[Collected data entries]
[start]

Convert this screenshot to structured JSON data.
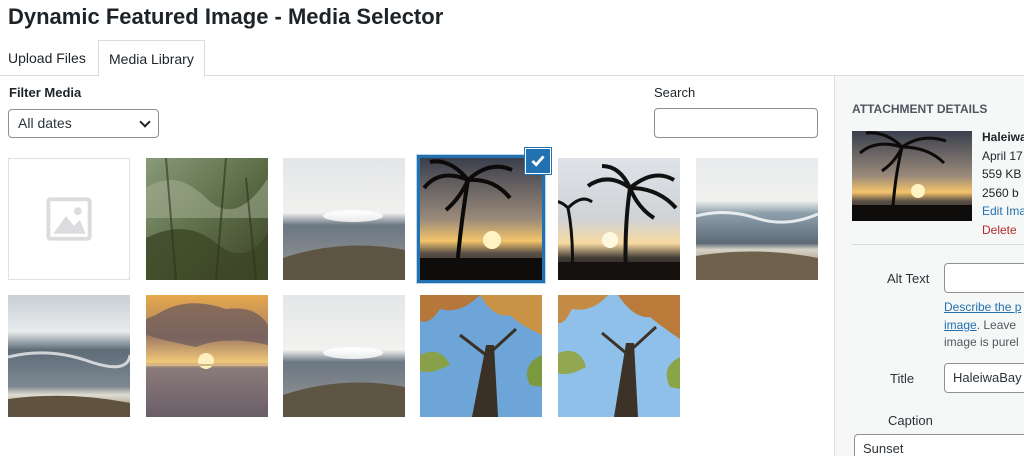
{
  "modal": {
    "title": "Dynamic Featured Image - Media Selector"
  },
  "tabs": [
    {
      "label": "Upload Files",
      "active": false
    },
    {
      "label": "Media Library",
      "active": true
    }
  ],
  "toolbar": {
    "filter_label": "Filter Media",
    "filter_value": "All dates",
    "search_label": "Search",
    "search_value": ""
  },
  "grid": {
    "items": [
      {
        "type": "placeholder",
        "icon": "image-placeholder-icon",
        "selected": false
      },
      {
        "type": "photo",
        "subject": "forest-foliage",
        "selected": false
      },
      {
        "type": "photo",
        "subject": "beach-overcast",
        "selected": false
      },
      {
        "type": "photo",
        "subject": "palm-sunset",
        "selected": true
      },
      {
        "type": "photo",
        "subject": "palm-sunset-2",
        "selected": false
      },
      {
        "type": "photo",
        "subject": "beach-waves",
        "selected": false
      },
      {
        "type": "photo",
        "subject": "beach-waves-2",
        "selected": false
      },
      {
        "type": "photo",
        "subject": "ocean-sunset-clouds",
        "selected": false
      },
      {
        "type": "photo",
        "subject": "beach-overcast-2",
        "selected": false
      },
      {
        "type": "photo",
        "subject": "tree-canopy",
        "selected": false
      },
      {
        "type": "photo",
        "subject": "tree-canopy-2",
        "selected": false
      }
    ],
    "selected_icon": "checkmark-icon"
  },
  "sidebar": {
    "heading": "ATTACHMENT DETAILS",
    "filename": "Haleiwa",
    "date": "April 17",
    "filesize": "559 KB",
    "dimensions": "2560 b",
    "edit_link": "Edit Ima",
    "delete_link": "Delete",
    "alt_text_label": "Alt Text",
    "alt_text_value": "",
    "help_link_1": "Describe the p",
    "help_link_2": "image",
    "help_text_1": ". Leave",
    "help_text_2": "image is purel",
    "title_label": "Title",
    "title_value": "HaleiwaBay",
    "caption_label": "Caption",
    "caption_value": "Sunset"
  },
  "colors": {
    "accent": "#2271b1",
    "danger": "#b32d2e",
    "sidebar_bg": "#f6f7f7",
    "border": "#dcdcde"
  }
}
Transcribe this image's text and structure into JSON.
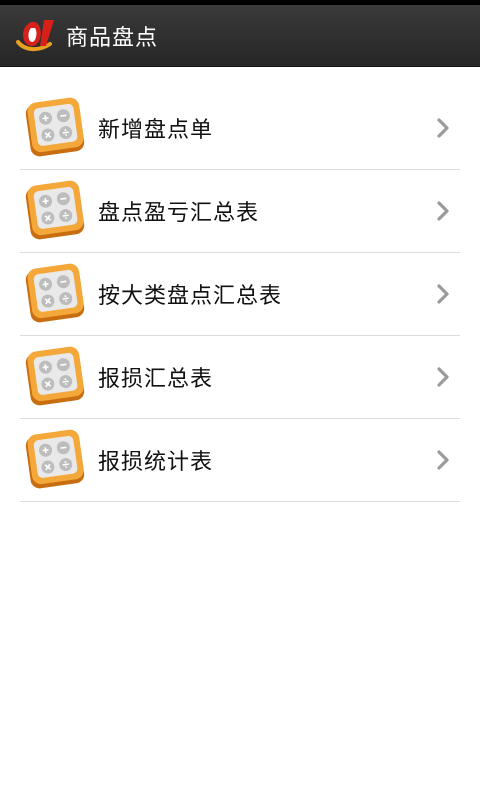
{
  "header": {
    "title": "商品盘点",
    "logo_icon": "app-logo-icon"
  },
  "menu": {
    "items": [
      {
        "label": "新增盘点单",
        "icon": "calculator-icon"
      },
      {
        "label": "盘点盈亏汇总表",
        "icon": "calculator-icon"
      },
      {
        "label": "按大类盘点汇总表",
        "icon": "calculator-icon"
      },
      {
        "label": "报损汇总表",
        "icon": "calculator-icon"
      },
      {
        "label": "报损统计表",
        "icon": "calculator-icon"
      }
    ]
  },
  "colors": {
    "titlebar": "#2e2e2e",
    "icon_orange": "#f0a030",
    "chevron": "#9a9a9a"
  }
}
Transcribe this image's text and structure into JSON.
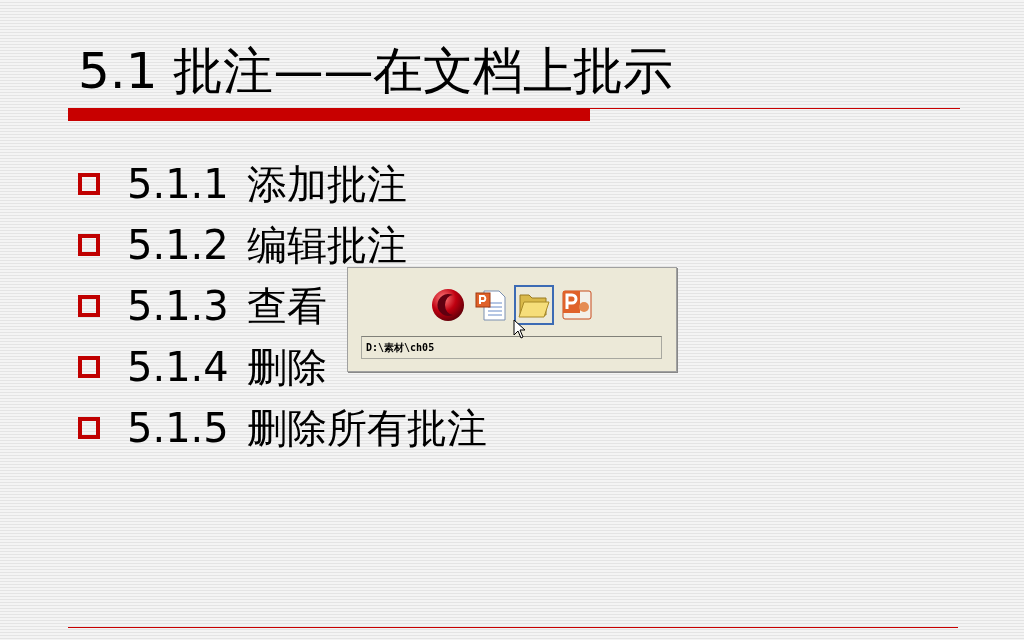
{
  "slide": {
    "title": "5.1  批注——在文档上批示",
    "items": [
      {
        "number": "5.1.1",
        "text": "添加批注"
      },
      {
        "number": "5.1.2",
        "text": "编辑批注"
      },
      {
        "number": "5.1.3",
        "text": "查看"
      },
      {
        "number": "5.1.4",
        "text": "删除"
      },
      {
        "number": "5.1.5",
        "text": "删除所有批注"
      }
    ]
  },
  "task_switcher": {
    "apps": [
      {
        "kind": "orb",
        "selected": false
      },
      {
        "kind": "document",
        "selected": false
      },
      {
        "kind": "folder",
        "selected": true
      },
      {
        "kind": "presentation",
        "selected": false
      }
    ],
    "path": "D:\\素材\\ch05"
  }
}
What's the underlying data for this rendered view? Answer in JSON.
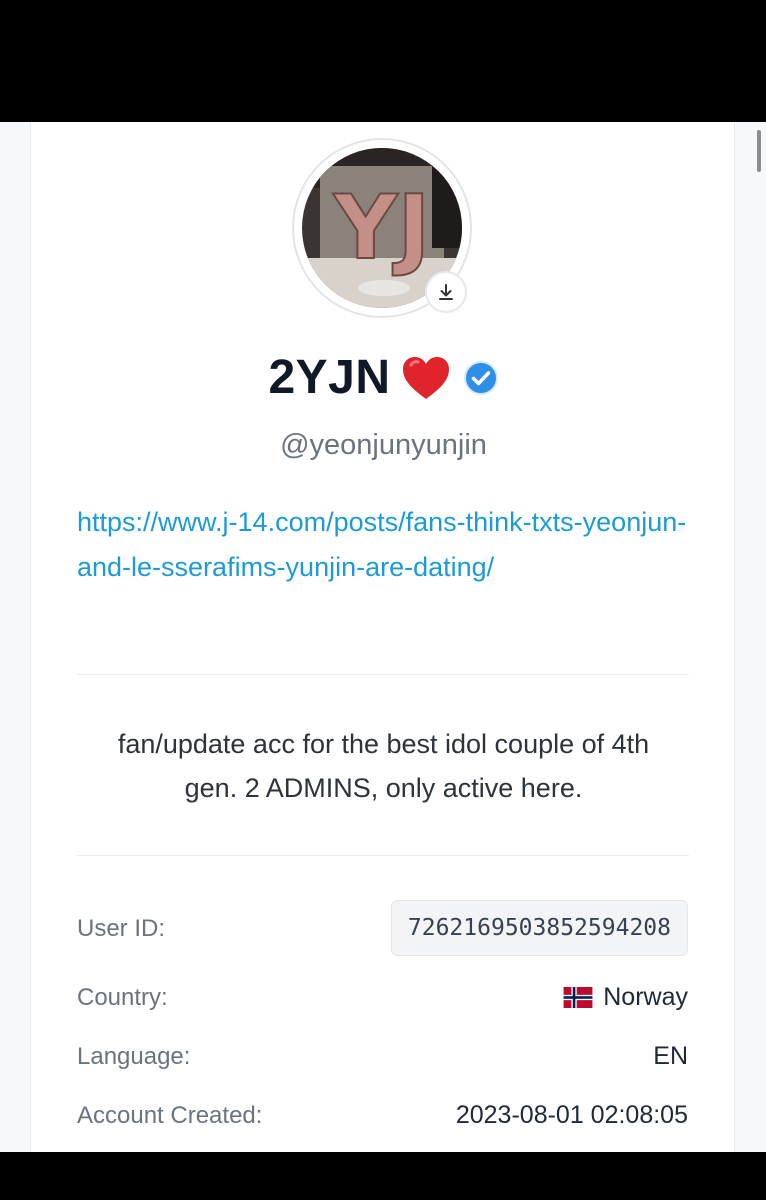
{
  "profile": {
    "display_name": "2YJN",
    "handle": "@yeonjunyunjin",
    "link": "https://www.j-14.com/posts/fans-think-txts-yeonjun-and-le-sserafims-yunjin-are-dating/",
    "bio": "fan/update acc for the best idol couple of 4th gen. 2 ADMINS, only active here.",
    "avatar_text": "YJ"
  },
  "details": {
    "user_id_label": "User ID:",
    "user_id": "7262169503852594208",
    "country_label": "Country:",
    "country": "Norway",
    "language_label": "Language:",
    "language": "EN",
    "created_label": "Account Created:",
    "created": "2023-08-01 02:08:05"
  },
  "icons": {
    "heart": "heart-icon",
    "verified": "verified-icon",
    "download": "download-icon",
    "flag": "norway-flag-icon"
  },
  "colors": {
    "link": "#1d9bd8",
    "verified": "#2f8ee5",
    "heart": "#e0242b"
  }
}
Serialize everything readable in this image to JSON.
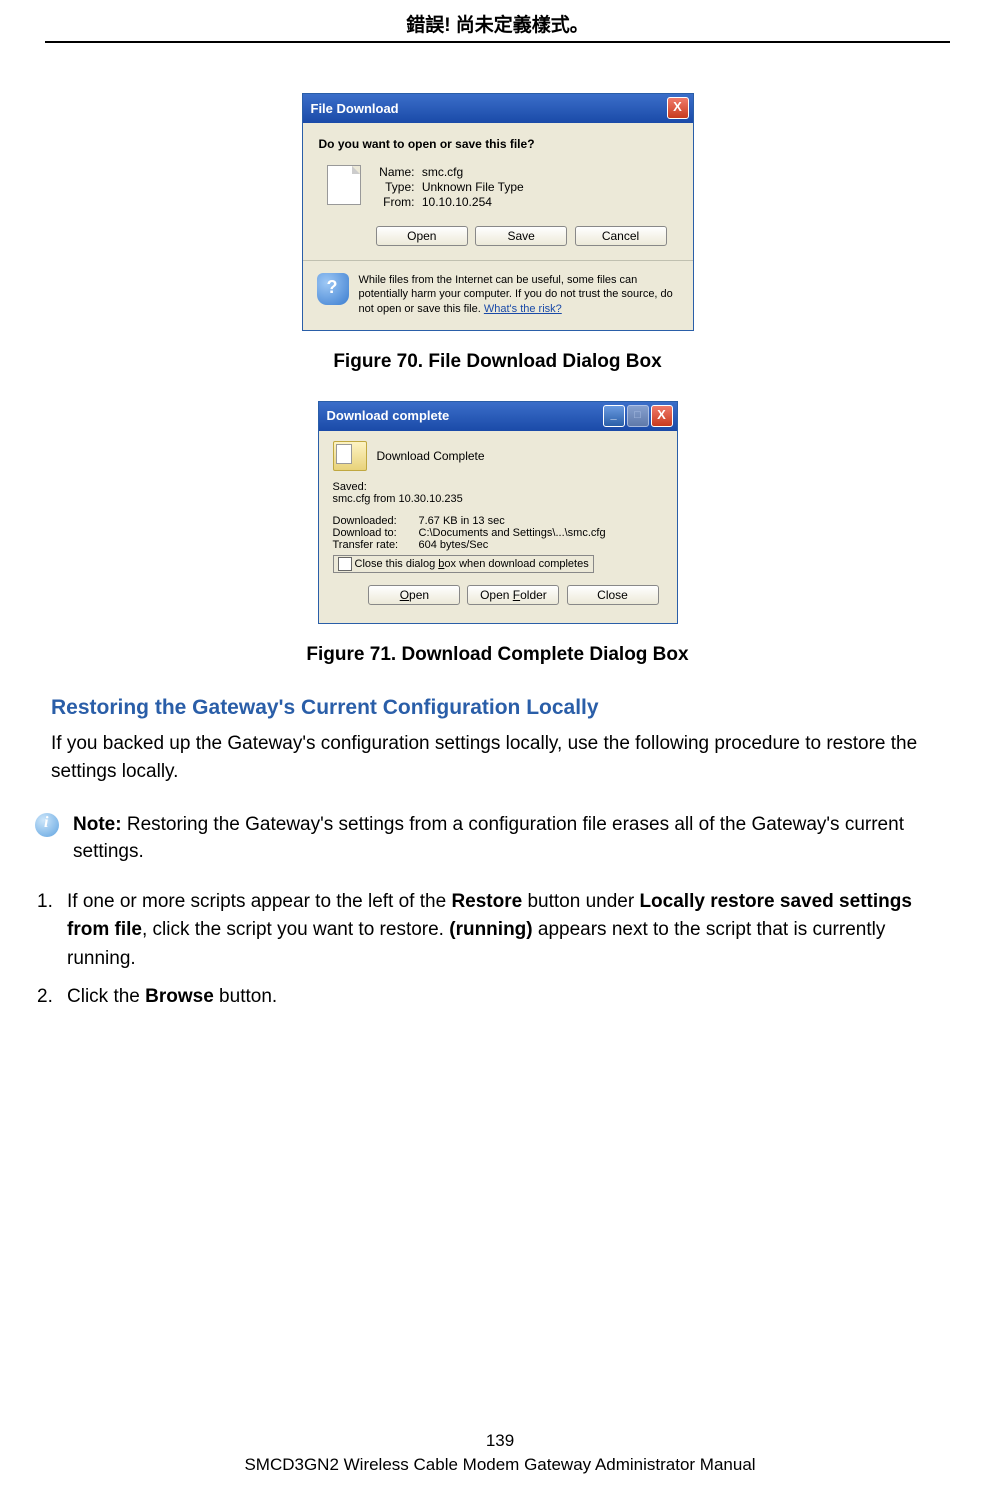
{
  "header": {
    "text": "錯誤! 尚未定義樣式。"
  },
  "dialog1": {
    "title": "File Download",
    "close": "X",
    "prompt": "Do you want to open or save this file?",
    "name_label": "Name:",
    "name_value": "smc.cfg",
    "type_label": "Type:",
    "type_value": "Unknown File Type",
    "from_label": "From:",
    "from_value": "10.10.10.254",
    "open_btn": "Open",
    "save_btn": "Save",
    "cancel_btn": "Cancel",
    "warning_text": "While files from the Internet can be useful, some files can potentially harm your computer. If you do not trust the source, do not open or save this file. ",
    "risk_link": "What's the risk?"
  },
  "caption1": "Figure 70. File Download Dialog Box",
  "dialog2": {
    "title": "Download complete",
    "complete_label": "Download Complete",
    "saved_label": "Saved:",
    "saved_value": "smc.cfg from 10.30.10.235",
    "downloaded_label": "Downloaded:",
    "downloaded_value": "7.67 KB in 13 sec",
    "download_to_label": "Download to:",
    "download_to_value": "C:\\Documents and Settings\\...\\smc.cfg",
    "transfer_label": "Transfer rate:",
    "transfer_value": "604 bytes/Sec",
    "checkbox_pre": "Close this dialog ",
    "checkbox_u": "b",
    "checkbox_post": "ox when download completes",
    "open_btn_u": "O",
    "open_btn_post": "pen",
    "open_folder_pre": "Open ",
    "open_folder_u": "F",
    "open_folder_post": "older",
    "close_btn": "Close"
  },
  "caption2": "Figure 71. Download Complete Dialog Box",
  "section_heading": "Restoring the Gateway's Current Configuration Locally",
  "para1": "If you backed up the Gateway's configuration settings locally, use the following procedure to restore the settings locally.",
  "note_label": "Note:",
  "note_text": " Restoring the Gateway's settings from a configuration file erases all of the Gateway's current settings.",
  "step1_pre": "If one or more scripts appear to the left of the ",
  "step1_b1": "Restore",
  "step1_mid1": " button under ",
  "step1_b2": "Locally restore saved settings from file",
  "step1_mid2": ", click the script you want to restore. ",
  "step1_b3": "(running)",
  "step1_post": " appears next to the script that is currently running.",
  "step2_pre": "Click the ",
  "step2_b1": "Browse",
  "step2_post": " button.",
  "footer": {
    "page_number": "139",
    "manual_title": "SMCD3GN2 Wireless Cable Modem Gateway Administrator Manual"
  }
}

[end]

[Aim of the task] Copy every record character for character. Skip the pictures.

[Right answer]
Convert this screenshot to structured JSON data.
{
  "modal": {
    "title": "Dynamic Featured Image - Media Selector"
  },
  "tabs": [
    {
      "label": "Upload Files",
      "active": false
    },
    {
      "label": "Media Library",
      "active": true
    }
  ],
  "toolbar": {
    "filter_label": "Filter Media",
    "filter_value": "All dates",
    "search_label": "Search",
    "search_value": ""
  },
  "grid": {
    "items": [
      {
        "type": "placeholder",
        "icon": "image-placeholder-icon",
        "selected": false
      },
      {
        "type": "photo",
        "subject": "forest-foliage",
        "selected": false
      },
      {
        "type": "photo",
        "subject": "beach-overcast",
        "selected": false
      },
      {
        "type": "photo",
        "subject": "palm-sunset",
        "selected": true
      },
      {
        "type": "photo",
        "subject": "palm-sunset-2",
        "selected": false
      },
      {
        "type": "photo",
        "subject": "beach-waves",
        "selected": false
      },
      {
        "type": "photo",
        "subject": "beach-waves-2",
        "selected": false
      },
      {
        "type": "photo",
        "subject": "ocean-sunset-clouds",
        "selected": false
      },
      {
        "type": "photo",
        "subject": "beach-overcast-2",
        "selected": false
      },
      {
        "type": "photo",
        "subject": "tree-canopy",
        "selected": false
      },
      {
        "type": "photo",
        "subject": "tree-canopy-2",
        "selected": false
      }
    ],
    "selected_icon": "checkmark-icon"
  },
  "sidebar": {
    "heading": "ATTACHMENT DETAILS",
    "filename": "Haleiwa",
    "date": "April 17",
    "filesize": "559 KB",
    "dimensions": "2560 b",
    "edit_link": "Edit Ima",
    "delete_link": "Delete",
    "alt_text_label": "Alt Text",
    "alt_text_value": "",
    "help_link_1": "Describe the p",
    "help_link_2": "image",
    "help_text_1": ". Leave",
    "help_text_2": "image is purel",
    "title_label": "Title",
    "title_value": "HaleiwaBay",
    "caption_label": "Caption",
    "caption_value": "Sunset"
  },
  "colors": {
    "accent": "#2271b1",
    "danger": "#b32d2e",
    "sidebar_bg": "#f6f7f7",
    "border": "#dcdcde"
  }
}
Transcribe this image's text and structure into JSON.
{
  "header": {
    "title": "商品盘点",
    "logo_icon": "app-logo-icon"
  },
  "menu": {
    "items": [
      {
        "label": "新增盘点单",
        "icon": "calculator-icon"
      },
      {
        "label": "盘点盈亏汇总表",
        "icon": "calculator-icon"
      },
      {
        "label": "按大类盘点汇总表",
        "icon": "calculator-icon"
      },
      {
        "label": "报损汇总表",
        "icon": "calculator-icon"
      },
      {
        "label": "报损统计表",
        "icon": "calculator-icon"
      }
    ]
  },
  "colors": {
    "titlebar": "#2e2e2e",
    "icon_orange": "#f0a030",
    "chevron": "#9a9a9a"
  }
}
Transcribe this image's text and structure into JSON.
{
  "slide": {
    "title": "5.1  批注——在文档上批示",
    "items": [
      {
        "number": "5.1.1",
        "text": "添加批注"
      },
      {
        "number": "5.1.2",
        "text": "编辑批注"
      },
      {
        "number": "5.1.3",
        "text": "查看"
      },
      {
        "number": "5.1.4",
        "text": "删除"
      },
      {
        "number": "5.1.5",
        "text": "删除所有批注"
      }
    ]
  },
  "task_switcher": {
    "apps": [
      {
        "kind": "orb",
        "selected": false
      },
      {
        "kind": "document",
        "selected": false
      },
      {
        "kind": "folder",
        "selected": true
      },
      {
        "kind": "presentation",
        "selected": false
      }
    ],
    "path": "D:\\素材\\ch05"
  }
}
What's the underlying data for this rendered view? Answer in JSON.
{
  "profile": {
    "display_name": "2YJN",
    "handle": "@yeonjunyunjin",
    "link": "https://www.j-14.com/posts/fans-think-txts-yeonjun-and-le-sserafims-yunjin-are-dating/",
    "bio": "fan/update acc for the best idol couple of 4th gen. 2 ADMINS, only active here.",
    "avatar_text": "YJ"
  },
  "details": {
    "user_id_label": "User ID:",
    "user_id": "7262169503852594208",
    "country_label": "Country:",
    "country": "Norway",
    "language_label": "Language:",
    "language": "EN",
    "created_label": "Account Created:",
    "created": "2023-08-01 02:08:05"
  },
  "icons": {
    "heart": "heart-icon",
    "verified": "verified-icon",
    "download": "download-icon",
    "flag": "norway-flag-icon"
  },
  "colors": {
    "link": "#1d9bd8",
    "verified": "#2f8ee5",
    "heart": "#e0242b"
  }
}
Serialize everything readable in this image to JSON.
{
  "header": {
    "text": "錯誤! 尚未定義樣式。"
  },
  "dialog1": {
    "title": "File Download",
    "close": "X",
    "prompt": "Do you want to open or save this file?",
    "name_label": "Name:",
    "name_value": "smc.cfg",
    "type_label": "Type:",
    "type_value": "Unknown File Type",
    "from_label": "From:",
    "from_value": "10.10.10.254",
    "open_btn": "Open",
    "save_btn": "Save",
    "cancel_btn": "Cancel",
    "warning_text": "While files from the Internet can be useful, some files can potentially harm your computer. If you do not trust the source, do not open or save this file. ",
    "risk_link": "What's the risk?"
  },
  "caption1": "Figure 70. File Download Dialog Box",
  "dialog2": {
    "title": "Download complete",
    "complete_label": "Download Complete",
    "saved_label": "Saved:",
    "saved_value": "smc.cfg from 10.30.10.235",
    "downloaded_label": "Downloaded:",
    "downloaded_value": "7.67 KB in 13 sec",
    "download_to_label": "Download to:",
    "download_to_value": "C:\\Documents and Settings\\...\\smc.cfg",
    "transfer_label": "Transfer rate:",
    "transfer_value": "604 bytes/Sec",
    "checkbox_pre": "Close this dialog ",
    "checkbox_u": "b",
    "checkbox_post": "ox when download completes",
    "open_btn_u": "O",
    "open_btn_post": "pen",
    "open_folder_pre": "Open ",
    "open_folder_u": "F",
    "open_folder_post": "older",
    "close_btn": "Close"
  },
  "caption2": "Figure 71. Download Complete Dialog Box",
  "section_heading": "Restoring the Gateway's Current Configuration Locally",
  "para1": "If you backed up the Gateway's configuration settings locally, use the following procedure to restore the settings locally.",
  "note_label": "Note:",
  "note_text": " Restoring the Gateway's settings from a configuration file erases all of the Gateway's current settings.",
  "step1_pre": "If one or more scripts appear to the left of the ",
  "step1_b1": "Restore",
  "step1_mid1": " button under ",
  "step1_b2": "Locally restore saved settings from file",
  "step1_mid2": ", click the script you want to restore. ",
  "step1_b3": "(running)",
  "step1_post": " appears next to the script that is currently running.",
  "step2_pre": "Click the ",
  "step2_b1": "Browse",
  "step2_post": " button.",
  "footer": {
    "page_number": "139",
    "manual_title": "SMCD3GN2 Wireless Cable Modem Gateway Administrator Manual"
  }
}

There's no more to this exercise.